→ **DIRECTIONS FOR THIS TASK**
Locate the word "slower" in the data below, then copy every line that holds it.
*****
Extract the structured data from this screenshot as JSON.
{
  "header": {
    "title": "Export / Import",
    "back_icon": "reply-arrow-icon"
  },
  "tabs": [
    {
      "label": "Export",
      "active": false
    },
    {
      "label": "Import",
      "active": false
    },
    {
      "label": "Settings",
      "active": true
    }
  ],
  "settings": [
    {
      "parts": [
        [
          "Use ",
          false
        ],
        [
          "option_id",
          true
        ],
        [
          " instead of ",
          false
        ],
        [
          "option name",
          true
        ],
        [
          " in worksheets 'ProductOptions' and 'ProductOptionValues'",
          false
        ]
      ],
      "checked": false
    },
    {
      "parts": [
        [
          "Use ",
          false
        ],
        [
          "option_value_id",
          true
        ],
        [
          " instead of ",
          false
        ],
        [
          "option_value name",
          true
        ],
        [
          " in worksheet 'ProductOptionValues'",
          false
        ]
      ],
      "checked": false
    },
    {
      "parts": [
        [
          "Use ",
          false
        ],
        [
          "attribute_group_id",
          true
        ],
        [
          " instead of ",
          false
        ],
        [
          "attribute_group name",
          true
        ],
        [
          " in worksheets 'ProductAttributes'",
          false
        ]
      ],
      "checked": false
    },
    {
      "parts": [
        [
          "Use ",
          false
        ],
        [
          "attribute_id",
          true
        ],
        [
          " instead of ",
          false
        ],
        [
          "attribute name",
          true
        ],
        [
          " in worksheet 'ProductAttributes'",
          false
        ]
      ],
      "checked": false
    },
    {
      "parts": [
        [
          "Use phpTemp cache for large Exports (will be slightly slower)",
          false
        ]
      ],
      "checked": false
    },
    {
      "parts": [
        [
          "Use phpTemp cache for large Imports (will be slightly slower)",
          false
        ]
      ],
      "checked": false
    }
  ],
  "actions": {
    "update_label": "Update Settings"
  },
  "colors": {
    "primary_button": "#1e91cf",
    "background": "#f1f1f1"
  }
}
*****
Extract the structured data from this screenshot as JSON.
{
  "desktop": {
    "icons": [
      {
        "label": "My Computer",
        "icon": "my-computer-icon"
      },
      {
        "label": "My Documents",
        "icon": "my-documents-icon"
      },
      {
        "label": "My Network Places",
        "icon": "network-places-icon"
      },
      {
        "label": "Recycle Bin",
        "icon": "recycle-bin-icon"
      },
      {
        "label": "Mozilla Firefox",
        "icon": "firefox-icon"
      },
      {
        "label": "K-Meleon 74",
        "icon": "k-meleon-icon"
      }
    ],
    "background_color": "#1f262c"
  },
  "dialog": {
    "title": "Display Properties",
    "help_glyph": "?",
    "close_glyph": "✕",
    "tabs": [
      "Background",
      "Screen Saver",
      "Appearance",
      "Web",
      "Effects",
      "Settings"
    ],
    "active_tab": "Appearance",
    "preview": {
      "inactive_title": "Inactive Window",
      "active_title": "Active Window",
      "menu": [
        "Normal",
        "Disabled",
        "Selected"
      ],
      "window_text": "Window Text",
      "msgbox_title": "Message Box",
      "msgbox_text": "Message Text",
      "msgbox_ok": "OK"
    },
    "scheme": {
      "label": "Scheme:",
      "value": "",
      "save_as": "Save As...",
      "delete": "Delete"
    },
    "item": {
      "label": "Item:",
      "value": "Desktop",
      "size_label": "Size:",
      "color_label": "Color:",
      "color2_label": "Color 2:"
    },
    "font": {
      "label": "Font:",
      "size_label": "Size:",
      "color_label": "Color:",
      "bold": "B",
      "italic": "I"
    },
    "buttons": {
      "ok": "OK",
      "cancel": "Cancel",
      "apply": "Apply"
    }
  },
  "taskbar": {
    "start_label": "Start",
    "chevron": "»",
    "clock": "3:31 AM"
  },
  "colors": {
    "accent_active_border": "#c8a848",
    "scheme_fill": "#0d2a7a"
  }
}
*****
→ **EXPECTED OUTPUT**
          "Use phpTemp cache for large Exports (will be slightly slower)",
          "Use phpTemp cache for large Imports (will be slightly slower)",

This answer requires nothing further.